[Items listed in a dataset]

★ ★ ★ ★

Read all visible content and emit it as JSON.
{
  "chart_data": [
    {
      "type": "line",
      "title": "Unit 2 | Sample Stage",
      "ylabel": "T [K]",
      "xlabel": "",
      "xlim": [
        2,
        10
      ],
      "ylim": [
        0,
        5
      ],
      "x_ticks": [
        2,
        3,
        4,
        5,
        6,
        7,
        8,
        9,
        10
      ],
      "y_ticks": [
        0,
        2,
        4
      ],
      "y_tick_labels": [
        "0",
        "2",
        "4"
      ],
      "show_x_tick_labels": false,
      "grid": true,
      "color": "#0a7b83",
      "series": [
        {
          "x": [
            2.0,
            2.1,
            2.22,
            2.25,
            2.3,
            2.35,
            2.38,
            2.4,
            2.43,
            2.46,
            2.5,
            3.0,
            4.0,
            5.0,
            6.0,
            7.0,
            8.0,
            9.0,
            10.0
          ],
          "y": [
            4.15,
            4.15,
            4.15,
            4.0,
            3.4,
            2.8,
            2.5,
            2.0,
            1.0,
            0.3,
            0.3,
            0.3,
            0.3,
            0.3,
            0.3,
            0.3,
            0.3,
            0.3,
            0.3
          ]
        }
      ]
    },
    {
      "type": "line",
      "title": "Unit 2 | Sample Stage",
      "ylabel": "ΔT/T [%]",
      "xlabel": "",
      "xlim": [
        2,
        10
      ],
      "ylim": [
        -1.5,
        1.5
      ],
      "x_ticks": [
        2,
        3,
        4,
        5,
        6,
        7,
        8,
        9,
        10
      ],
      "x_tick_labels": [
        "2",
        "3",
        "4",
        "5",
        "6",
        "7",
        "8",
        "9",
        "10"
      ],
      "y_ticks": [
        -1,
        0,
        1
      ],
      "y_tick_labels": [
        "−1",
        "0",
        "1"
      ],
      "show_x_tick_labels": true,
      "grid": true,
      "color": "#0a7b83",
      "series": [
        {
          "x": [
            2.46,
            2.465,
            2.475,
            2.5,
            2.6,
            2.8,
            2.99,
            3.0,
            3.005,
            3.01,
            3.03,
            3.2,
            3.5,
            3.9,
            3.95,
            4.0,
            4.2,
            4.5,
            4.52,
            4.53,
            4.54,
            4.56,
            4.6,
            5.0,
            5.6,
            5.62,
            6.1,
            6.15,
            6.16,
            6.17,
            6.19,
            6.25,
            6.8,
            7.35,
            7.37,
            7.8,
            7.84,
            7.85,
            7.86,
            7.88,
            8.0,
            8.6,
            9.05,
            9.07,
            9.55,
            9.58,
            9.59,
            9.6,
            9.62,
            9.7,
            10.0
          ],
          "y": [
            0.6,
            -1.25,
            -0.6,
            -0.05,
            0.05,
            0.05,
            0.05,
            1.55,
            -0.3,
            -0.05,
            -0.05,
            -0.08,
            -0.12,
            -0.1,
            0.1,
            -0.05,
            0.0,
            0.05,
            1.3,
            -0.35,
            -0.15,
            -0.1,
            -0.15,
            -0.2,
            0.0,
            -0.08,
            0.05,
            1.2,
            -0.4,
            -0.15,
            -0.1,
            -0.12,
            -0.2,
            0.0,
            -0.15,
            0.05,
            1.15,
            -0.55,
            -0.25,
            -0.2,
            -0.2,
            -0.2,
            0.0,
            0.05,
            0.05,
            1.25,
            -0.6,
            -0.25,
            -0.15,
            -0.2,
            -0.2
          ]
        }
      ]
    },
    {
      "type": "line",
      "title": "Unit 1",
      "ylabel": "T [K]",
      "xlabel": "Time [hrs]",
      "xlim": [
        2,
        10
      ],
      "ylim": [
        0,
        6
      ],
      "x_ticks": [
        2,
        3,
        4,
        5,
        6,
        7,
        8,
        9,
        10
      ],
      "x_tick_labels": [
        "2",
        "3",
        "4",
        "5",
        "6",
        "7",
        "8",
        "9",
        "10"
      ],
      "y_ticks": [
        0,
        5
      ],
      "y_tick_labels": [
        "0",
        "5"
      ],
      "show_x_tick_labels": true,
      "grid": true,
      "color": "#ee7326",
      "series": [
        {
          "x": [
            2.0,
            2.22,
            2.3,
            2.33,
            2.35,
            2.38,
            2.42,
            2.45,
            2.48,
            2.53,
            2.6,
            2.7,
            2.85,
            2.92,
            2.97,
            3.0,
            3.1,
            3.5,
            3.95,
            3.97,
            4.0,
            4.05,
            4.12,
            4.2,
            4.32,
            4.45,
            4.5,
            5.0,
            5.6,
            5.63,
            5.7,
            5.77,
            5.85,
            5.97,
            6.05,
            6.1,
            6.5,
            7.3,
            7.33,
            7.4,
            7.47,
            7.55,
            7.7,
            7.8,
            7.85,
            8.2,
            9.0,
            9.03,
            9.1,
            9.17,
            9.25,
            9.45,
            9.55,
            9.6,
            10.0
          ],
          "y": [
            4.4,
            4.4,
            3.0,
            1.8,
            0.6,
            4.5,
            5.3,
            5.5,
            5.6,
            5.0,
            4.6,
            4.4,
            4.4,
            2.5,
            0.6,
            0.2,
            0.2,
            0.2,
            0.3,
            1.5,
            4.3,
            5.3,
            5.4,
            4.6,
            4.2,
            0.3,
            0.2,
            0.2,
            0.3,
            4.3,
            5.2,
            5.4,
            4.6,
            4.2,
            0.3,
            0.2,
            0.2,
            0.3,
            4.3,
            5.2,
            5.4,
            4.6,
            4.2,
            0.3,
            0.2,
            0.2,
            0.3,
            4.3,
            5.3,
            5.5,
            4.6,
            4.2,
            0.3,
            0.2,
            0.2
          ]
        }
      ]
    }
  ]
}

★ ★ ★ ★

* _Problem description_:
From the records above, extract every entry exactly as given.

* _Correct result_:
Read all visible content and emit it as JSON.
{
  "chart_data": [
    {
      "type": "line",
      "title": "Unit 2 | Sample Stage",
      "ylabel": "T [K]",
      "xlabel": "",
      "xlim": [
        2,
        10
      ],
      "ylim": [
        0,
        5
      ],
      "x_ticks": [
        2,
        3,
        4,
        5,
        6,
        7,
        8,
        9,
        10
      ],
      "y_ticks": [
        0,
        2,
        4
      ],
      "y_tick_labels": [
        "0",
        "2",
        "4"
      ],
      "show_x_tick_labels": false,
      "grid": true,
      "color": "#0a7b83",
      "series": [
        {
          "x": [
            2.0,
            2.1,
            2.22,
            2.25,
            2.3,
            2.35,
            2.38,
            2.4,
            2.43,
            2.46,
            2.5,
            3.0,
            4.0,
            5.0,
            6.0,
            7.0,
            8.0,
            9.0,
            10.0
          ],
          "y": [
            4.15,
            4.15,
            4.15,
            4.0,
            3.4,
            2.8,
            2.5,
            2.0,
            1.0,
            0.3,
            0.3,
            0.3,
            0.3,
            0.3,
            0.3,
            0.3,
            0.3,
            0.3,
            0.3
          ]
        }
      ]
    },
    {
      "type": "line",
      "title": "Unit 2 | Sample Stage",
      "ylabel": "ΔT/T [%]",
      "xlabel": "",
      "xlim": [
        2,
        10
      ],
      "ylim": [
        -1.5,
        1.5
      ],
      "x_ticks": [
        2,
        3,
        4,
        5,
        6,
        7,
        8,
        9,
        10
      ],
      "x_tick_labels": [
        "2",
        "3",
        "4",
        "5",
        "6",
        "7",
        "8",
        "9",
        "10"
      ],
      "y_ticks": [
        -1,
        0,
        1
      ],
      "y_tick_labels": [
        "−1",
        "0",
        "1"
      ],
      "show_x_tick_labels": true,
      "grid": true,
      "color": "#0a7b83",
      "series": [
        {
          "x": [
            2.46,
            2.465,
            2.475,
            2.5,
            2.6,
            2.8,
            2.99,
            3.0,
            3.005,
            3.01,
            3.03,
            3.2,
            3.5,
            3.9,
            3.95,
            4.0,
            4.2,
            4.5,
            4.52,
            4.53,
            4.54,
            4.56,
            4.6,
            5.0,
            5.6,
            5.62,
            6.1,
            6.15,
            6.16,
            6.17,
            6.19,
            6.25,
            6.8,
            7.35,
            7.37,
            7.8,
            7.84,
            7.85,
            7.86,
            7.88,
            8.0,
            8.6,
            9.05,
            9.07,
            9.55,
            9.58,
            9.59,
            9.6,
            9.62,
            9.7,
            10.0
          ],
          "y": [
            0.6,
            -1.25,
            -0.6,
            -0.05,
            0.05,
            0.05,
            0.05,
            1.55,
            -0.3,
            -0.05,
            -0.05,
            -0.08,
            -0.12,
            -0.1,
            0.1,
            -0.05,
            0.0,
            0.05,
            1.3,
            -0.35,
            -0.15,
            -0.1,
            -0.15,
            -0.2,
            0.0,
            -0.08,
            0.05,
            1.2,
            -0.4,
            -0.15,
            -0.1,
            -0.12,
            -0.2,
            0.0,
            -0.15,
            0.05,
            1.15,
            -0.55,
            -0.25,
            -0.2,
            -0.2,
            -0.2,
            0.0,
            0.05,
            0.05,
            1.25,
            -0.6,
            -0.25,
            -0.15,
            -0.2,
            -0.2
          ]
        }
      ]
    },
    {
      "type": "line",
      "title": "Unit 1",
      "ylabel": "T [K]",
      "xlabel": "Time [hrs]",
      "xlim": [
        2,
        10
      ],
      "ylim": [
        0,
        6
      ],
      "x_ticks": [
        2,
        3,
        4,
        5,
        6,
        7,
        8,
        9,
        10
      ],
      "x_tick_labels": [
        "2",
        "3",
        "4",
        "5",
        "6",
        "7",
        "8",
        "9",
        "10"
      ],
      "y_ticks": [
        0,
        5
      ],
      "y_tick_labels": [
        "0",
        "5"
      ],
      "show_x_tick_labels": true,
      "grid": true,
      "color": "#ee7326",
      "series": [
        {
          "x": [
            2.0,
            2.22,
            2.3,
            2.33,
            2.35,
            2.38,
            2.42,
            2.45,
            2.48,
            2.53,
            2.6,
            2.7,
            2.85,
            2.92,
            2.97,
            3.0,
            3.1,
            3.5,
            3.95,
            3.97,
            4.0,
            4.05,
            4.12,
            4.2,
            4.32,
            4.45,
            4.5,
            5.0,
            5.6,
            5.63,
            5.7,
            5.77,
            5.85,
            5.97,
            6.05,
            6.1,
            6.5,
            7.3,
            7.33,
            7.4,
            7.47,
            7.55,
            7.7,
            7.8,
            7.85,
            8.2,
            9.0,
            9.03,
            9.1,
            9.17,
            9.25,
            9.45,
            9.55,
            9.6,
            10.0
          ],
          "y": [
            4.4,
            4.4,
            3.0,
            1.8,
            0.6,
            4.5,
            5.3,
            5.5,
            5.6,
            5.0,
            4.6,
            4.4,
            4.4,
            2.5,
            0.6,
            0.2,
            0.2,
            0.2,
            0.3,
            1.5,
            4.3,
            5.3,
            5.4,
            4.6,
            4.2,
            0.3,
            0.2,
            0.2,
            0.3,
            4.3,
            5.2,
            5.4,
            4.6,
            4.2,
            0.3,
            0.2,
            0.2,
            0.3,
            4.3,
            5.2,
            5.4,
            4.6,
            4.2,
            0.3,
            0.2,
            0.2,
            0.3,
            4.3,
            5.3,
            5.5,
            4.6,
            4.2,
            0.3,
            0.2,
            0.2
          ]
        }
      ]
    }
  ]
}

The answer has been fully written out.